## Exercise goal:
Write the records below out in full, character for character, with no pictures.

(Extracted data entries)
● ● ● ●
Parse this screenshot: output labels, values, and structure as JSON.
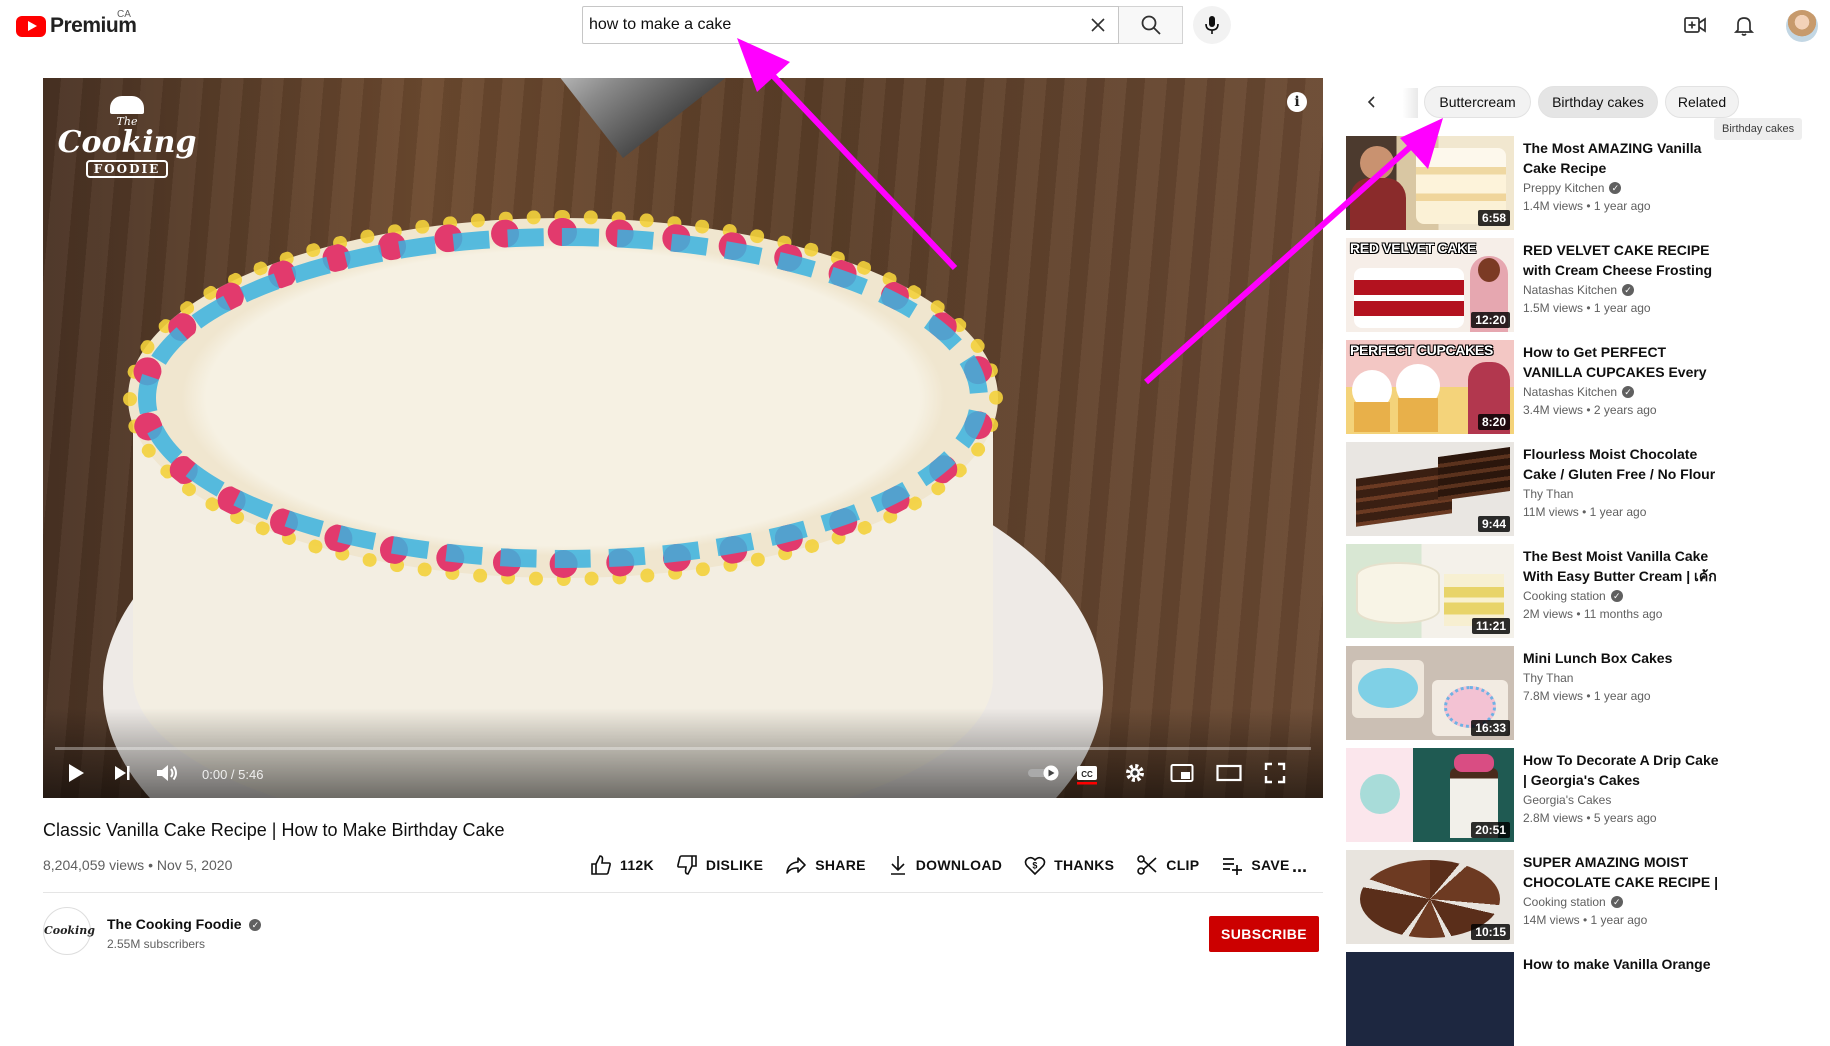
{
  "header": {
    "logo_text": "Premium",
    "country": "CA",
    "search_value": "how to make a cake",
    "icons": [
      "youtube-logo-icon",
      "close-icon",
      "search-icon",
      "mic-icon",
      "create-video-icon",
      "bell-icon",
      "avatar"
    ]
  },
  "player": {
    "logo": {
      "line1": "The",
      "line2": "Cooking",
      "line3": "FOODIE"
    },
    "info_label": "i",
    "time": "0:00 / 5:46",
    "progress": 0,
    "icons": [
      "play-icon",
      "next-icon",
      "volume-icon",
      "autoplay-toggle-icon",
      "captions-icon",
      "settings-icon",
      "miniplayer-icon",
      "theater-icon",
      "fullscreen-icon"
    ]
  },
  "video": {
    "title": "Classic Vanilla Cake Recipe | How to Make Birthday Cake",
    "meta": "8,204,059 views • Nov 5, 2020",
    "actions": {
      "like": "112K",
      "dislike": "DISLIKE",
      "share": "SHARE",
      "download": "DOWNLOAD",
      "thanks": "THANKS",
      "clip": "CLIP",
      "save": "SAVE"
    },
    "more": "..."
  },
  "channel": {
    "avatar_text": "Cooking",
    "name": "The Cooking Foodie",
    "subscribers": "2.55M subscribers",
    "subscribe_label": "SUBSCRIBE"
  },
  "chips": [
    {
      "label": "Buttercream"
    },
    {
      "label": "Birthday cakes"
    },
    {
      "label": "Related"
    }
  ],
  "tooltip": "Birthday cakes",
  "recommendations": [
    {
      "title": "The Most AMAZING Vanilla Cake Recipe",
      "channel": "Preppy Kitchen",
      "verified": true,
      "meta": "1.4M views • 1 year ago",
      "duration": "6:58",
      "overlay": ""
    },
    {
      "title": "RED VELVET CAKE RECIPE with Cream Cheese Frosting",
      "channel": "Natashas Kitchen",
      "verified": true,
      "meta": "1.5M views • 1 year ago",
      "duration": "12:20",
      "overlay": "RED VELVET CAKE"
    },
    {
      "title": "How to Get PERFECT VANILLA CUPCAKES Every Time",
      "channel": "Natashas Kitchen",
      "verified": true,
      "meta": "3.4M views • 2 years ago",
      "duration": "8:20",
      "overlay": "PERFECT CUPCAKES"
    },
    {
      "title": "Flourless Moist Chocolate Cake / Gluten Free / No Flour",
      "channel": "Thy Than",
      "verified": false,
      "meta": "11M views • 1 year ago",
      "duration": "9:44",
      "overlay": ""
    },
    {
      "title": "The Best Moist Vanilla Cake With Easy Butter Cream | เค้กว...",
      "channel": "Cooking station",
      "verified": true,
      "meta": "2M views • 11 months ago",
      "duration": "11:21",
      "overlay": ""
    },
    {
      "title": "Mini Lunch Box Cakes",
      "channel": "Thy Than",
      "verified": false,
      "meta": "7.8M views • 1 year ago",
      "duration": "16:33",
      "overlay": ""
    },
    {
      "title": "How To Decorate A Drip Cake | Georgia's Cakes",
      "channel": "Georgia's Cakes",
      "verified": false,
      "meta": "2.8M views • 5 years ago",
      "duration": "20:51",
      "overlay": ""
    },
    {
      "title": "SUPER AMAZING MOIST CHOCOLATE CAKE RECIPE | เ...",
      "channel": "Cooking station",
      "verified": true,
      "meta": "14M views • 1 year ago",
      "duration": "10:15",
      "overlay": ""
    },
    {
      "title": "How to make Vanilla Orange",
      "channel": "",
      "verified": false,
      "meta": "",
      "duration": "",
      "overlay": ""
    }
  ],
  "colors": {
    "brand_red": "#ff0000",
    "subscribe_red": "#cc0000",
    "annotation_arrow": "#ff00ff"
  }
}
● ● ● ●
## Correct result:
Parse this screenshot: output labels, values, and structure as JSON.
{
  "header": {
    "logo_text": "Premium",
    "country": "CA",
    "search_value": "how to make a cake",
    "icons": [
      "youtube-logo-icon",
      "close-icon",
      "search-icon",
      "mic-icon",
      "create-video-icon",
      "bell-icon",
      "avatar"
    ]
  },
  "player": {
    "logo": {
      "line1": "The",
      "line2": "Cooking",
      "line3": "FOODIE"
    },
    "info_label": "i",
    "time": "0:00 / 5:46",
    "progress": 0,
    "icons": [
      "play-icon",
      "next-icon",
      "volume-icon",
      "autoplay-toggle-icon",
      "captions-icon",
      "settings-icon",
      "miniplayer-icon",
      "theater-icon",
      "fullscreen-icon"
    ]
  },
  "video": {
    "title": "Classic Vanilla Cake Recipe | How to Make Birthday Cake",
    "meta": "8,204,059 views • Nov 5, 2020",
    "actions": {
      "like": "112K",
      "dislike": "DISLIKE",
      "share": "SHARE",
      "download": "DOWNLOAD",
      "thanks": "THANKS",
      "clip": "CLIP",
      "save": "SAVE"
    },
    "more": "..."
  },
  "channel": {
    "avatar_text": "Cooking",
    "name": "The Cooking Foodie",
    "subscribers": "2.55M subscribers",
    "subscribe_label": "SUBSCRIBE"
  },
  "chips": [
    {
      "label": "Buttercream"
    },
    {
      "label": "Birthday cakes"
    },
    {
      "label": "Related"
    }
  ],
  "tooltip": "Birthday cakes",
  "recommendations": [
    {
      "title": "The Most AMAZING Vanilla Cake Recipe",
      "channel": "Preppy Kitchen",
      "verified": true,
      "meta": "1.4M views • 1 year ago",
      "duration": "6:58",
      "overlay": ""
    },
    {
      "title": "RED VELVET CAKE RECIPE with Cream Cheese Frosting",
      "channel": "Natashas Kitchen",
      "verified": true,
      "meta": "1.5M views • 1 year ago",
      "duration": "12:20",
      "overlay": "RED VELVET CAKE"
    },
    {
      "title": "How to Get PERFECT VANILLA CUPCAKES Every Time",
      "channel": "Natashas Kitchen",
      "verified": true,
      "meta": "3.4M views • 2 years ago",
      "duration": "8:20",
      "overlay": "PERFECT CUPCAKES"
    },
    {
      "title": "Flourless Moist Chocolate Cake / Gluten Free / No Flour",
      "channel": "Thy Than",
      "verified": false,
      "meta": "11M views • 1 year ago",
      "duration": "9:44",
      "overlay": ""
    },
    {
      "title": "The Best Moist Vanilla Cake With Easy Butter Cream | เค้กว...",
      "channel": "Cooking station",
      "verified": true,
      "meta": "2M views • 11 months ago",
      "duration": "11:21",
      "overlay": ""
    },
    {
      "title": "Mini Lunch Box Cakes",
      "channel": "Thy Than",
      "verified": false,
      "meta": "7.8M views • 1 year ago",
      "duration": "16:33",
      "overlay": ""
    },
    {
      "title": "How To Decorate A Drip Cake | Georgia's Cakes",
      "channel": "Georgia's Cakes",
      "verified": false,
      "meta": "2.8M views • 5 years ago",
      "duration": "20:51",
      "overlay": ""
    },
    {
      "title": "SUPER AMAZING MOIST CHOCOLATE CAKE RECIPE | เ...",
      "channel": "Cooking station",
      "verified": true,
      "meta": "14M views • 1 year ago",
      "duration": "10:15",
      "overlay": ""
    },
    {
      "title": "How to make Vanilla Orange",
      "channel": "",
      "verified": false,
      "meta": "",
      "duration": "",
      "overlay": ""
    }
  ],
  "colors": {
    "brand_red": "#ff0000",
    "subscribe_red": "#cc0000",
    "annotation_arrow": "#ff00ff"
  }
}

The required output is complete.